Make a tally of the lines in the records that include the string "this", and give only that number.

::::

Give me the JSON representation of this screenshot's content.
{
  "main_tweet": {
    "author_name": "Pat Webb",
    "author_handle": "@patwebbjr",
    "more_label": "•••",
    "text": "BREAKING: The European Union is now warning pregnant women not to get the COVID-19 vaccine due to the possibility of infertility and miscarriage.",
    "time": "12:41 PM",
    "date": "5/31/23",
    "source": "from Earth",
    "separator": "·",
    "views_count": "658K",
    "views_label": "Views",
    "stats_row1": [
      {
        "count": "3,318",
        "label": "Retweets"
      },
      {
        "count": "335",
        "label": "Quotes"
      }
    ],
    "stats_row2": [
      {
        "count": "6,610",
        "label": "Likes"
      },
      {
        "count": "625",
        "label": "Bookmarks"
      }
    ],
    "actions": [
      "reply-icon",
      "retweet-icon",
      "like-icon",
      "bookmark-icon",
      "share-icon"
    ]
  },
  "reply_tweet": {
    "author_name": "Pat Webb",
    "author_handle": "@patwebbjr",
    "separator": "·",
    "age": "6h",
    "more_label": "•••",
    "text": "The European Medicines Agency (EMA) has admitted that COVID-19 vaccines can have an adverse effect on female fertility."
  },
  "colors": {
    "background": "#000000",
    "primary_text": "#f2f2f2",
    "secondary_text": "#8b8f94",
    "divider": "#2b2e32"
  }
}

::::

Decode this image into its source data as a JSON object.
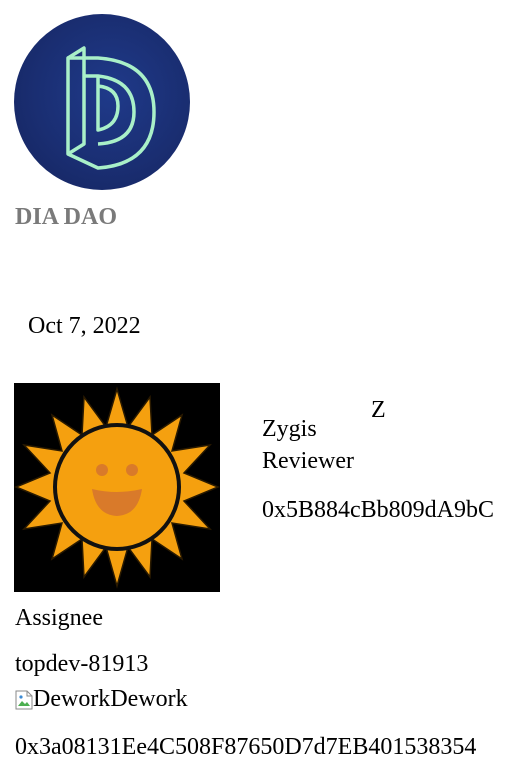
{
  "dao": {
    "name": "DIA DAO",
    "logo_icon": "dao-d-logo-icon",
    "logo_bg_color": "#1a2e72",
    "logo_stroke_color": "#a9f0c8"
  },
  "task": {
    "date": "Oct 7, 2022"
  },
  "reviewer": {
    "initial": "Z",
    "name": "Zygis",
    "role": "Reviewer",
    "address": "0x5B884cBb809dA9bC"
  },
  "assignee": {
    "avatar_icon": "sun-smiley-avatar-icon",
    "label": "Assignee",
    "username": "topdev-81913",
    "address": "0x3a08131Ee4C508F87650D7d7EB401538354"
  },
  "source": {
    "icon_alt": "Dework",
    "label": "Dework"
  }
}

::::

— Response —
2